#### WHAT IS BEING ASKED:
In the entries below, find the lines with the word "Maintenance" and copy them.

**** DATA TO USE ****

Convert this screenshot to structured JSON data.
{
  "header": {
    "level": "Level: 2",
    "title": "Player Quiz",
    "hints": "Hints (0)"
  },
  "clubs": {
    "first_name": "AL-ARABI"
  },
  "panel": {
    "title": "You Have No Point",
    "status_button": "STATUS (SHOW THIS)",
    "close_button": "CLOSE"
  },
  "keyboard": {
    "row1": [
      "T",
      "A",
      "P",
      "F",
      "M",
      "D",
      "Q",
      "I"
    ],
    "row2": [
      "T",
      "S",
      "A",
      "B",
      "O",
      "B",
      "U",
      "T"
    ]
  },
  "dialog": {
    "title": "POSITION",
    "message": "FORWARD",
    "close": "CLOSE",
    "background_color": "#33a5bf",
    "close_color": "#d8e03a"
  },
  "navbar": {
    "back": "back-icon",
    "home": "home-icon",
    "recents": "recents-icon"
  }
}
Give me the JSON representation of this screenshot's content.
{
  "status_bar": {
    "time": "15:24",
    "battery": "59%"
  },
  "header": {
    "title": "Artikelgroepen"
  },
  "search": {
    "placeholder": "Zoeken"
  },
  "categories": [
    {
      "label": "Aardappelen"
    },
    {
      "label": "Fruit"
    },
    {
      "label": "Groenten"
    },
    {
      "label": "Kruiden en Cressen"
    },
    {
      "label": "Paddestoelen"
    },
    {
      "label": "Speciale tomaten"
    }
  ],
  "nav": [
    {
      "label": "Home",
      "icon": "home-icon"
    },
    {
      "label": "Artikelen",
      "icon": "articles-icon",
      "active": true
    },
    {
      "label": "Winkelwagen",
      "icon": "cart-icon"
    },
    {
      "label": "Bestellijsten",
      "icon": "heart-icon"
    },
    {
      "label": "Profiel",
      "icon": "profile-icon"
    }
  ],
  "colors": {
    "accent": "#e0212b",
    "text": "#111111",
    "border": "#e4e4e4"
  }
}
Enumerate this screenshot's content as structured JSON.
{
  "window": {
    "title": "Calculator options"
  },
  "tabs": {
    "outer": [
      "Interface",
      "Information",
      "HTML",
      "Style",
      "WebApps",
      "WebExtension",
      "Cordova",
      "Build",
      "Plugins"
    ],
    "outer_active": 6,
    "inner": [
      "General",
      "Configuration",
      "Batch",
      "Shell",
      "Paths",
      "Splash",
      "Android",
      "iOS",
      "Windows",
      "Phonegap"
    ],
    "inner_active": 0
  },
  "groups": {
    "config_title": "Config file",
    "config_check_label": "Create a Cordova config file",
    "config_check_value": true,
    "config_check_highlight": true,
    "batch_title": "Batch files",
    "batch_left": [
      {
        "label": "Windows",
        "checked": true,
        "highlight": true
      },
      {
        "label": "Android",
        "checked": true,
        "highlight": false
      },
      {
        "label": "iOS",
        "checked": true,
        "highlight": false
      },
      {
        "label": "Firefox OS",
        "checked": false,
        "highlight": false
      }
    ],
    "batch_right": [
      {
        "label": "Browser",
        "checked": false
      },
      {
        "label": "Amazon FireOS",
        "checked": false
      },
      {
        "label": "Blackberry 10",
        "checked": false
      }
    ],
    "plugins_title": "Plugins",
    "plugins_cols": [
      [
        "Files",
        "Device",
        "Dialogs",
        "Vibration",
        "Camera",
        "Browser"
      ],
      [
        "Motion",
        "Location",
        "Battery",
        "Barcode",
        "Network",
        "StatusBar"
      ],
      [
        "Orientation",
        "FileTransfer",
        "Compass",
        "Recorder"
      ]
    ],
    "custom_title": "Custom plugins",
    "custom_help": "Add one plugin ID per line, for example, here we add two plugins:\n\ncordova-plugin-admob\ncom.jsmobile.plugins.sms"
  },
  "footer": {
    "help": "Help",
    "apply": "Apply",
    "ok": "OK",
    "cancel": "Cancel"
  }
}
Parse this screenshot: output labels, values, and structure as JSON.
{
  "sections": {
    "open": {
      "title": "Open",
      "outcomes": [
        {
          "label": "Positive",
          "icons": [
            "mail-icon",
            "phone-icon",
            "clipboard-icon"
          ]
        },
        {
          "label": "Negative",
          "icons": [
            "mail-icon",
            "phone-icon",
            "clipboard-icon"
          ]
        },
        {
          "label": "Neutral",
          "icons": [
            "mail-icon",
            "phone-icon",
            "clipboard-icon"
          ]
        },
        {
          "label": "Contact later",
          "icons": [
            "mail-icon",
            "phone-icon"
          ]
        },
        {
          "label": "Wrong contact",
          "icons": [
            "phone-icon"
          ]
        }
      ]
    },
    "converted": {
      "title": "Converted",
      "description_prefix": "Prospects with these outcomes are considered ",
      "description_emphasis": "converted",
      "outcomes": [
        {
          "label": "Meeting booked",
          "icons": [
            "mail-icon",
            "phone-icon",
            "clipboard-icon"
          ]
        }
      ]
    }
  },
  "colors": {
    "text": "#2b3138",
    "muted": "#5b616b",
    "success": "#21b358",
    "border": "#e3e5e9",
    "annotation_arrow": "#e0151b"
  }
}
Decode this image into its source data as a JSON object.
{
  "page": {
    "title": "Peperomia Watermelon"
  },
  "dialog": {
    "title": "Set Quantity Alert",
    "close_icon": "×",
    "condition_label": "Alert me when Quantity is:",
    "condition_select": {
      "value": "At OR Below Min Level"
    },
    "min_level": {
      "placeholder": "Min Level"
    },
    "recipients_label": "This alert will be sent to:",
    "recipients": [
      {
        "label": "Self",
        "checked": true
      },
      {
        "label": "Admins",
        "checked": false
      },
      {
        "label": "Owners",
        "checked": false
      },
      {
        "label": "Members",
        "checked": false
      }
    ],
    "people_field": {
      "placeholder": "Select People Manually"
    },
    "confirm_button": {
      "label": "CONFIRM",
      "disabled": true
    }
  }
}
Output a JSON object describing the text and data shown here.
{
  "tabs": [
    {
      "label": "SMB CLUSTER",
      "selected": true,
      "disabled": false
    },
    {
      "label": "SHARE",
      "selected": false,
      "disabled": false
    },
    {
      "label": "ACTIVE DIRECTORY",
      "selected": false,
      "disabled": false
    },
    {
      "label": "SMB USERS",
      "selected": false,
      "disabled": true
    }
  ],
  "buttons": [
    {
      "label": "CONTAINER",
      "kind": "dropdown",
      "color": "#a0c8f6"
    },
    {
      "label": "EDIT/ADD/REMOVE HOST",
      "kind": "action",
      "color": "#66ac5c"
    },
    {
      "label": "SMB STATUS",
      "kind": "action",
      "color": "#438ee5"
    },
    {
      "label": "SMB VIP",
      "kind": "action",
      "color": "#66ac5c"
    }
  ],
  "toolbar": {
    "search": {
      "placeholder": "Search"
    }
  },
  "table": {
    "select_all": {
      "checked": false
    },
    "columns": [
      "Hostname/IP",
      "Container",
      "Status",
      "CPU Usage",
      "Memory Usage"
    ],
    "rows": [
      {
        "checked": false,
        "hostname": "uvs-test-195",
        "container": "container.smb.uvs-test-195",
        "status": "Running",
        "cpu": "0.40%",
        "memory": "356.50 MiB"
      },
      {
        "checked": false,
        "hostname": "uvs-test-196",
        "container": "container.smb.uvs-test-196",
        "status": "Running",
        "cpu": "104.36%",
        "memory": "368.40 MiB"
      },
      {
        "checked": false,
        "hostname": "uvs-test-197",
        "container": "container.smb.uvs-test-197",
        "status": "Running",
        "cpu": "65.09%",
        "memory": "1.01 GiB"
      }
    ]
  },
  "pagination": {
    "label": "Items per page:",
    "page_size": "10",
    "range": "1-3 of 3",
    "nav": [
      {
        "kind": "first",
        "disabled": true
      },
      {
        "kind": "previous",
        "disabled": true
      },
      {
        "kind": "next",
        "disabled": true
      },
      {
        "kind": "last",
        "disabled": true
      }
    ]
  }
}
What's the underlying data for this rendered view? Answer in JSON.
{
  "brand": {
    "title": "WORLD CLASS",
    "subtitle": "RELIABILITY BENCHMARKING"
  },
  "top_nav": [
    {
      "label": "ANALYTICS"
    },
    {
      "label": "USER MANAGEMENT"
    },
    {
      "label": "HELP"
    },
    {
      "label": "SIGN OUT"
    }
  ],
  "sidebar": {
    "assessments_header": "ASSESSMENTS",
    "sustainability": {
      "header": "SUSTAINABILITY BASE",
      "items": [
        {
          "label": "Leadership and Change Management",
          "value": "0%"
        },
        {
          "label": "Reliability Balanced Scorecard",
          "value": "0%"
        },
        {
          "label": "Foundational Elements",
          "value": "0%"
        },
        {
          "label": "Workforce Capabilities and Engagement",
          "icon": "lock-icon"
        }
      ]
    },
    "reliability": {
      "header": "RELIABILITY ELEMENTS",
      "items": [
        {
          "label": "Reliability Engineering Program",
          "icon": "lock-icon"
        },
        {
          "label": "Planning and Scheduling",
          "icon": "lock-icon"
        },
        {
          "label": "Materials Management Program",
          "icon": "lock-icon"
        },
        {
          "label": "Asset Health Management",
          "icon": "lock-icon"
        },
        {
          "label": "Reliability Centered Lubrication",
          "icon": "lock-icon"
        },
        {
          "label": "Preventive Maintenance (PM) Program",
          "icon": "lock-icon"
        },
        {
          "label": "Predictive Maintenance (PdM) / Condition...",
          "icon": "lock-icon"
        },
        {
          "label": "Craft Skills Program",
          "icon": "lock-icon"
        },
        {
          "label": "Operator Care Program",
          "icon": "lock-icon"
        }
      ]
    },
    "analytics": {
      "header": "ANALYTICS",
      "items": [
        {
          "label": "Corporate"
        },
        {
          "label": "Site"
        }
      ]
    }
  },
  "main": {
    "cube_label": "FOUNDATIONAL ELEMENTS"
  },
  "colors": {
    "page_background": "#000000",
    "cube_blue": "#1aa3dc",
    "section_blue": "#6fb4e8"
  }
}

****

#### RESPONSE TO THIS TASK:
          "label": "Preventive Maintenance (PM) Program",
          "label": "Predictive Maintenance (PdM) / Condition...",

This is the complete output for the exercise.